GIVEN PROBLEM |
Take every line from the listing below that includes "suffix" and copy it.

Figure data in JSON
┌──

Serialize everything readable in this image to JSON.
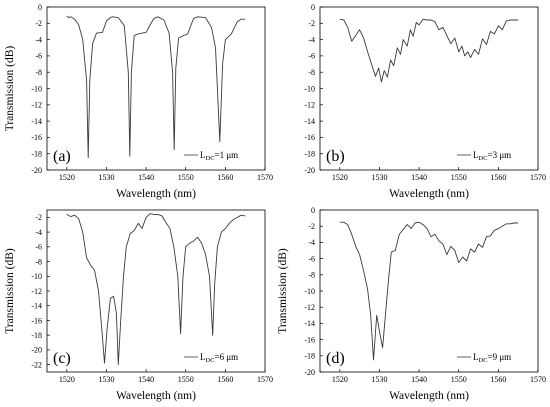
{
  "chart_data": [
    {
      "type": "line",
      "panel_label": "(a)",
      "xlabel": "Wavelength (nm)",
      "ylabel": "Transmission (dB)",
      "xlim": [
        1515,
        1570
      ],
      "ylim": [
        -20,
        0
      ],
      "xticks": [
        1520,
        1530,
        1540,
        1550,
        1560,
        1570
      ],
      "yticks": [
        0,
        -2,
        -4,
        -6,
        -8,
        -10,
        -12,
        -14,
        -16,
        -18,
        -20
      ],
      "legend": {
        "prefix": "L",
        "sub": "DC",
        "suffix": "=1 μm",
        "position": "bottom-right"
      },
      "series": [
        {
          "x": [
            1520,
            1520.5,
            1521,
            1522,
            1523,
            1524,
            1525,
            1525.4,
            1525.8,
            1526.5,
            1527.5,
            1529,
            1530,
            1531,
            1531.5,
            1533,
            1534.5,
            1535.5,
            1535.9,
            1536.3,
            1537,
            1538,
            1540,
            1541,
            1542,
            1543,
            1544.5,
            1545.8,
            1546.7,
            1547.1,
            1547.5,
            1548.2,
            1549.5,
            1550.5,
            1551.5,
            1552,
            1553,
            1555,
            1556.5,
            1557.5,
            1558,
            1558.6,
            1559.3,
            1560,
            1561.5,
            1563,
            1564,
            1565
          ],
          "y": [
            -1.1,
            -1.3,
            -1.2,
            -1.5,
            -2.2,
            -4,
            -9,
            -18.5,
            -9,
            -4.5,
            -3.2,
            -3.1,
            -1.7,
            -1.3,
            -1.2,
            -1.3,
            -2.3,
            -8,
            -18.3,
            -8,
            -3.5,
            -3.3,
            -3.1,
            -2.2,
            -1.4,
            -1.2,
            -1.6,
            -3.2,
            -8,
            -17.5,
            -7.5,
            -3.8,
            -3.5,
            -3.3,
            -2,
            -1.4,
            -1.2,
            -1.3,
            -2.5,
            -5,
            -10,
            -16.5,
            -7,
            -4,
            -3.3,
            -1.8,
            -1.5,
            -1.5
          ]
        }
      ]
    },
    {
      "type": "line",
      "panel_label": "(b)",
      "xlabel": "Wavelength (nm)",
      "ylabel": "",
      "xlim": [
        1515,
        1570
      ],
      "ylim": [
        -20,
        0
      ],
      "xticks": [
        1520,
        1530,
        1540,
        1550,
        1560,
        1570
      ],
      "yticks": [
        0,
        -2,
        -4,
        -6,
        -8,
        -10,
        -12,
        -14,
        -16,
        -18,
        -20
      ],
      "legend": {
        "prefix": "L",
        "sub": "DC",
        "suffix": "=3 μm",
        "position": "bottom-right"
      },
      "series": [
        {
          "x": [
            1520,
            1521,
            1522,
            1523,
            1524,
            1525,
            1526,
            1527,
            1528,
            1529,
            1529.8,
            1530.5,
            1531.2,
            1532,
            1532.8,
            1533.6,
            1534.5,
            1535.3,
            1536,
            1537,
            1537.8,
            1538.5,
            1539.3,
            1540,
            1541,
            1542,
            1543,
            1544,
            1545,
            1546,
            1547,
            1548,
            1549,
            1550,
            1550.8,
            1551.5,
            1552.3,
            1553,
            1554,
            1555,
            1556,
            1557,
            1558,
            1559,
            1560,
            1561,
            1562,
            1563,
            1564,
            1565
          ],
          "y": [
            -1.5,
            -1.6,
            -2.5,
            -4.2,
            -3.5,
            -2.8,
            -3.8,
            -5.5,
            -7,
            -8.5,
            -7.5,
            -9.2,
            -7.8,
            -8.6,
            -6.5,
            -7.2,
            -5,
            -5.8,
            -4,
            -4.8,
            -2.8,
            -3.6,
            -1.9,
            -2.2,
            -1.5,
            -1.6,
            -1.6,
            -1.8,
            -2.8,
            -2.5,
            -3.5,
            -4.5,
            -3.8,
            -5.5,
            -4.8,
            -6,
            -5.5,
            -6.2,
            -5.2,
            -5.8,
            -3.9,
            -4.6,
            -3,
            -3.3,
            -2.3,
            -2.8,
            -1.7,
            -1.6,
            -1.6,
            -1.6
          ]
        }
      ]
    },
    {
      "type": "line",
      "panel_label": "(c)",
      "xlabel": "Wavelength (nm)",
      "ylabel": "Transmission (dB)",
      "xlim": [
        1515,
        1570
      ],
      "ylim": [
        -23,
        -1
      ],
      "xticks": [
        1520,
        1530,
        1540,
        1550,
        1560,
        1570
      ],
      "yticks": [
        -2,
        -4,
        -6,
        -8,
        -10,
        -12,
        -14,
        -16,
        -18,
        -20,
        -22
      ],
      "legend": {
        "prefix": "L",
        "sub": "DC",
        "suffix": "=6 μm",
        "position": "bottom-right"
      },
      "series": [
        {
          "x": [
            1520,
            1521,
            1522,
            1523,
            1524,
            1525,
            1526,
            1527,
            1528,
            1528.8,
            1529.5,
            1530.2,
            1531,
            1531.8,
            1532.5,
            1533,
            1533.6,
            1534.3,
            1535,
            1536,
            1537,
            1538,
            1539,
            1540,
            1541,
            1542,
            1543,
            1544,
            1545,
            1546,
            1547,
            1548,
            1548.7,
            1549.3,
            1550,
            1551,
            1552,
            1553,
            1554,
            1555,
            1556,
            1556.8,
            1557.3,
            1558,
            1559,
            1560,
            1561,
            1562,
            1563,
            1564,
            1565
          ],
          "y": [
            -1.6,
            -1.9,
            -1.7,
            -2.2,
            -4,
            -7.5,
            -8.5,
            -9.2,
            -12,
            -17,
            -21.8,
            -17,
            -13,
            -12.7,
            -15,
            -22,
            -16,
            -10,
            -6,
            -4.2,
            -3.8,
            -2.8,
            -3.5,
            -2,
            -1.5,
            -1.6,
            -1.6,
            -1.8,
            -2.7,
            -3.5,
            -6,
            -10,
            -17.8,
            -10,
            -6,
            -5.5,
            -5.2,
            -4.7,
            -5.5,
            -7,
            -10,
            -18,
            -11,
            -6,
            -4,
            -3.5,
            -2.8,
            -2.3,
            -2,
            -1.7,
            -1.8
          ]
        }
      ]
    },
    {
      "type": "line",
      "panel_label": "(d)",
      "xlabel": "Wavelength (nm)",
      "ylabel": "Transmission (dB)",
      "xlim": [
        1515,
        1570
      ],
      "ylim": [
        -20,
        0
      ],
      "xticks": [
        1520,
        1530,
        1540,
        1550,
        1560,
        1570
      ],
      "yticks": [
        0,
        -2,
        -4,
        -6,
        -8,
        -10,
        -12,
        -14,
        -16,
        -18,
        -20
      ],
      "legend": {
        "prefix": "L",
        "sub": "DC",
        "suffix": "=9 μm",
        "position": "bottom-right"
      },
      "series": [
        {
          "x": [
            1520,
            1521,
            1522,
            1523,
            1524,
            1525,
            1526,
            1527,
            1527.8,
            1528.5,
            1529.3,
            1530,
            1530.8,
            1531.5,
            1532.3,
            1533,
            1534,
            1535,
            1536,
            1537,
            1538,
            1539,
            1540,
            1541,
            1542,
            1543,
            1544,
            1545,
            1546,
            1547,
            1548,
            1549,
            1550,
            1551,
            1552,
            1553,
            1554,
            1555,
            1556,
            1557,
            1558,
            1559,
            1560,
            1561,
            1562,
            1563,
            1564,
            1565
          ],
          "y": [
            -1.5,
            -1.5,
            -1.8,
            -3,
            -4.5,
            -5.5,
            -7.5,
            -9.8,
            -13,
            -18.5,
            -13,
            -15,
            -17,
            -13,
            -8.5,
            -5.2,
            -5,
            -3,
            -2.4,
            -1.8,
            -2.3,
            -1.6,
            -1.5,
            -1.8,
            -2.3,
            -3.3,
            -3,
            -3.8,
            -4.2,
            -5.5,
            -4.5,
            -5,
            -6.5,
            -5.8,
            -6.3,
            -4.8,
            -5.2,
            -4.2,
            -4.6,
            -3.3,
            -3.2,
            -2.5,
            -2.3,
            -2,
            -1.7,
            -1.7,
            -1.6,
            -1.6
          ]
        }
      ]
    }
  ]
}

└──

EXERCISE OUTPUT |
        "suffix": "=1 μm",
        "suffix": "=3 μm",
        "suffix": "=6 μm",
        "suffix": "=9 μm",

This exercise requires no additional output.